What to work on >> Find the lines holding the word "preparation" and collect them.

-- start Input data --

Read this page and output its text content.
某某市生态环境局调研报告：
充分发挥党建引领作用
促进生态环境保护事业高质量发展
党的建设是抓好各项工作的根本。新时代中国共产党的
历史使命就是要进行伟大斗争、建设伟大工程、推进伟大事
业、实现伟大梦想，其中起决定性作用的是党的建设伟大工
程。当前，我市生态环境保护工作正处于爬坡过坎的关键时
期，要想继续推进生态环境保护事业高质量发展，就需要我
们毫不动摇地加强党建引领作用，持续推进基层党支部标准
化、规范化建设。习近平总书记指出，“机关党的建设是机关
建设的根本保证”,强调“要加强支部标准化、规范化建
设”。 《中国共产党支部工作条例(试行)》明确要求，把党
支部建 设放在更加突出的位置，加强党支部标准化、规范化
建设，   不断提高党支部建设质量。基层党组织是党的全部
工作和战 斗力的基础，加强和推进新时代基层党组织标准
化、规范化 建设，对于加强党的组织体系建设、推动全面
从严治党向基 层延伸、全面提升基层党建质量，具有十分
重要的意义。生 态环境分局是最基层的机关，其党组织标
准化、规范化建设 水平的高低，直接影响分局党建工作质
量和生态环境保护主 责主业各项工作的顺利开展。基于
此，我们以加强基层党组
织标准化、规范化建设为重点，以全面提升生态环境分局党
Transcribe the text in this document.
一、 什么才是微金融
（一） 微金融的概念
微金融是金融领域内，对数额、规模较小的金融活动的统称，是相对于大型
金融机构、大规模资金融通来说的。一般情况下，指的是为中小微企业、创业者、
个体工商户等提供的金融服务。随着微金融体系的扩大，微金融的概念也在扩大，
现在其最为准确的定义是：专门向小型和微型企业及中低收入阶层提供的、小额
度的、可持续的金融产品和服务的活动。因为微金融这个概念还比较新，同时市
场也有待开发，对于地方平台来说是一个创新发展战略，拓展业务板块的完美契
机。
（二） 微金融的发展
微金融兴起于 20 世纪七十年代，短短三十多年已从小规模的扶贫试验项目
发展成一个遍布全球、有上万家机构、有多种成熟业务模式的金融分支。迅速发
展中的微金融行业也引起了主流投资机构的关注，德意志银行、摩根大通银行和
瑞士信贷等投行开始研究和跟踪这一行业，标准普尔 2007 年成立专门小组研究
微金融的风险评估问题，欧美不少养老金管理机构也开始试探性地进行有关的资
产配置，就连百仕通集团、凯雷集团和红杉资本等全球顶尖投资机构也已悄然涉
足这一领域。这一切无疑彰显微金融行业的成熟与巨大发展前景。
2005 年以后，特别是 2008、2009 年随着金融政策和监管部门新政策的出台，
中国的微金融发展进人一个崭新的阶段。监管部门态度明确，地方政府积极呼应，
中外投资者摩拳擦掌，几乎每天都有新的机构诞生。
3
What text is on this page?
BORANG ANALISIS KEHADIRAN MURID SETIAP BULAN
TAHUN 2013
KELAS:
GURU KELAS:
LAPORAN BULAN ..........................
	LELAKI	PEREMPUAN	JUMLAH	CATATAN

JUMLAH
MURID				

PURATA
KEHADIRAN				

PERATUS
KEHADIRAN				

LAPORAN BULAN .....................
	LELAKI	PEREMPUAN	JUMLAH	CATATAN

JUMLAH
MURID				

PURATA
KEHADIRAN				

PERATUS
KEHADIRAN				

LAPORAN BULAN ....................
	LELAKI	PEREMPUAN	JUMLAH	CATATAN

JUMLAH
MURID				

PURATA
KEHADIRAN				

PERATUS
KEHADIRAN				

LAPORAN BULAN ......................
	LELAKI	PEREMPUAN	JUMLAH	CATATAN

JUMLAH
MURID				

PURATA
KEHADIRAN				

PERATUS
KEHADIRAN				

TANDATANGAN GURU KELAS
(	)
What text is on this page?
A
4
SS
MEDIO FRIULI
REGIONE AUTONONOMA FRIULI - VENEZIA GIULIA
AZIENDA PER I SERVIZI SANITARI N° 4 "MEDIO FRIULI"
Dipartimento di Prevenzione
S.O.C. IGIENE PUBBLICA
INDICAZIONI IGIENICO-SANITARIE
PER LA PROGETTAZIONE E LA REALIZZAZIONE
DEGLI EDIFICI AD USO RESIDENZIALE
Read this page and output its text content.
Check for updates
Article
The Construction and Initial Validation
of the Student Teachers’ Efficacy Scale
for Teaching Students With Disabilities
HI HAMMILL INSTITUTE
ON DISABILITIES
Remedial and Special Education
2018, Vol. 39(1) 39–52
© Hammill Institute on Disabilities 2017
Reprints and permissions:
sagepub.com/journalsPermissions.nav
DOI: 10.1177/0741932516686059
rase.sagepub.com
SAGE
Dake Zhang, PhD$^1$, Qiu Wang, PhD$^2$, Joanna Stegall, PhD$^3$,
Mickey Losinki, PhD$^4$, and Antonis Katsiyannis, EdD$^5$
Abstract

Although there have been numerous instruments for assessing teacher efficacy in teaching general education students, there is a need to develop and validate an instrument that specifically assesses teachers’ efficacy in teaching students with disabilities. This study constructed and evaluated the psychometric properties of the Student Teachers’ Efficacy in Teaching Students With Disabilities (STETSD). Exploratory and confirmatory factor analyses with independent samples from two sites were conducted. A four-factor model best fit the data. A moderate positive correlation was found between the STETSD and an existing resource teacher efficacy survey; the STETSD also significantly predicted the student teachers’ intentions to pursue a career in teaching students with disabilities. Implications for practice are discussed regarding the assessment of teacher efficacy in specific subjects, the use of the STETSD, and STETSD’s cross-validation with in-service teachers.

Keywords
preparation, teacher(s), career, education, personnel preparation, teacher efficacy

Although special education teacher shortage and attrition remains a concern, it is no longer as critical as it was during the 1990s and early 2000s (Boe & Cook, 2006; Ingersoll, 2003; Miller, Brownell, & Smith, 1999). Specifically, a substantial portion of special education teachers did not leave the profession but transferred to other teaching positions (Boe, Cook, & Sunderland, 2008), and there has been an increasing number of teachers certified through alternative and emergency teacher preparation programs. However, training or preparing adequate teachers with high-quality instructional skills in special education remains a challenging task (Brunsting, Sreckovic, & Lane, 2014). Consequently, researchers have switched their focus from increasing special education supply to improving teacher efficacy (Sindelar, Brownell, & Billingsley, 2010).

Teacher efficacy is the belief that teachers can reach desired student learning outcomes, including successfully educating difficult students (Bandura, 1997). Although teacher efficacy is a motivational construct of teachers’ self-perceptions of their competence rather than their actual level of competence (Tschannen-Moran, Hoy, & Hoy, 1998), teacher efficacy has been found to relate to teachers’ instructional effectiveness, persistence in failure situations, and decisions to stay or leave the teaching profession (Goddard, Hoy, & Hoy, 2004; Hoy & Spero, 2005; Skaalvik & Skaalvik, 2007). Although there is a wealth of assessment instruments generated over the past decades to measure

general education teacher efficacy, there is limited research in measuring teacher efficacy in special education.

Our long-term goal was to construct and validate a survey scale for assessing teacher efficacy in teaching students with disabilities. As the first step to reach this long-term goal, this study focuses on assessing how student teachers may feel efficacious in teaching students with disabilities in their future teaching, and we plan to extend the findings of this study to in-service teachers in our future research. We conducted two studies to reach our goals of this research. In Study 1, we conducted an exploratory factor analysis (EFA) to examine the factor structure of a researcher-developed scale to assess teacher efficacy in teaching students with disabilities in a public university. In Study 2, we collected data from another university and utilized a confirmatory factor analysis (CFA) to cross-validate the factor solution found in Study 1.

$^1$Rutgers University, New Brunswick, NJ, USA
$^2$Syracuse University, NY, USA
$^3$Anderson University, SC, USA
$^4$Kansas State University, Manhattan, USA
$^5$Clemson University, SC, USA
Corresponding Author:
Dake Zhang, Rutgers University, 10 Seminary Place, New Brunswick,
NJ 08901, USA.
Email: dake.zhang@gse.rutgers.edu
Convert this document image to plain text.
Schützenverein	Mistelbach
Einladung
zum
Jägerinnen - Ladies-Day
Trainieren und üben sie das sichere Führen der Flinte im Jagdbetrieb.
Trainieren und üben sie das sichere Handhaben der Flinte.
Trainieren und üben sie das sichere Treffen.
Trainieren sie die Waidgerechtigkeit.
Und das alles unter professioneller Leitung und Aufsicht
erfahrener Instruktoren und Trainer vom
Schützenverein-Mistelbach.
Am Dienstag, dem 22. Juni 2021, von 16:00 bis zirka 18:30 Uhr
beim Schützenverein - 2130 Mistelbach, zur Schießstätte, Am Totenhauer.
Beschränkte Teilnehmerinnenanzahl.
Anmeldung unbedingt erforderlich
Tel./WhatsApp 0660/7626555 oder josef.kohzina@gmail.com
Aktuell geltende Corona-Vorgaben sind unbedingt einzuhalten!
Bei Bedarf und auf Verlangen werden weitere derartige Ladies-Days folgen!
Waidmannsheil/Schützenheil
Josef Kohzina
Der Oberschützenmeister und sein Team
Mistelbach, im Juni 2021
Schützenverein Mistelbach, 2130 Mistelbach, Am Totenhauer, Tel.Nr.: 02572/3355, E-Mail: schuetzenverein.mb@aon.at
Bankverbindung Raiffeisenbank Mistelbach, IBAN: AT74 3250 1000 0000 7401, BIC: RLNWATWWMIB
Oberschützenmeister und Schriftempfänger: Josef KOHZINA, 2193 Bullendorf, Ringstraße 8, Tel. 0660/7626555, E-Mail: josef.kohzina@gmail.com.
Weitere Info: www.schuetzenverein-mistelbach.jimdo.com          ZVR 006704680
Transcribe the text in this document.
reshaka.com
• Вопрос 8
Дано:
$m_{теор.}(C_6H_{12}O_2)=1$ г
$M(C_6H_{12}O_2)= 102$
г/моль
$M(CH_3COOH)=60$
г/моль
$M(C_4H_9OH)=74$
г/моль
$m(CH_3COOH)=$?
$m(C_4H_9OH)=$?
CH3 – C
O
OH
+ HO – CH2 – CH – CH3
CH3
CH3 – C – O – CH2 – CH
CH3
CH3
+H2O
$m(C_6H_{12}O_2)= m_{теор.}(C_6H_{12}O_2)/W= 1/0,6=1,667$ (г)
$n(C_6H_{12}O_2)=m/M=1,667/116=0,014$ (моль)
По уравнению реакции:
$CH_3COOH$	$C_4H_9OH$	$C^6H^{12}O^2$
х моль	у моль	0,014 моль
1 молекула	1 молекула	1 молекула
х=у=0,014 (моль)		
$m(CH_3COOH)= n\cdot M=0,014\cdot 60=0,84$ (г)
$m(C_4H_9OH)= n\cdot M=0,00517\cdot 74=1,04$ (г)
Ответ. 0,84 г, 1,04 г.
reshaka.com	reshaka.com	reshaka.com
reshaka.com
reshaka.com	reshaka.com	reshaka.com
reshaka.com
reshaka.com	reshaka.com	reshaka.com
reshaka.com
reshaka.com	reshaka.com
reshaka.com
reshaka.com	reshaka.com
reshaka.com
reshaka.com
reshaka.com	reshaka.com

-- end Input data --

Written response >>
preparation, teacher(s), career, education, personnel preparation, teacher efficacy
Although special education teacher shortage and attrition remains a concern, it is no longer as critical as it was during the 1990s and early 2000s (Boe & Cook, 2006; Ingersoll, 2003; Miller, Brownell, & Smith, 1999). Specifically, a substantial portion of special education teachers did not leave the profession but transferred to other teaching positions (Boe, Cook, & Sunderland, 2008), and there has been an increasing number of teachers certified through alternative and emergency teacher preparation programs. However, training or preparing adequate teachers with high-quality instructional skills in special education remains a challenging task (Brunsting, Sreckovic, & Lane, 2014). Consequently, researchers have switched their focus from increasing special education supply to improving teacher efficacy (Sindelar, Brownell, & Billingsley, 2010).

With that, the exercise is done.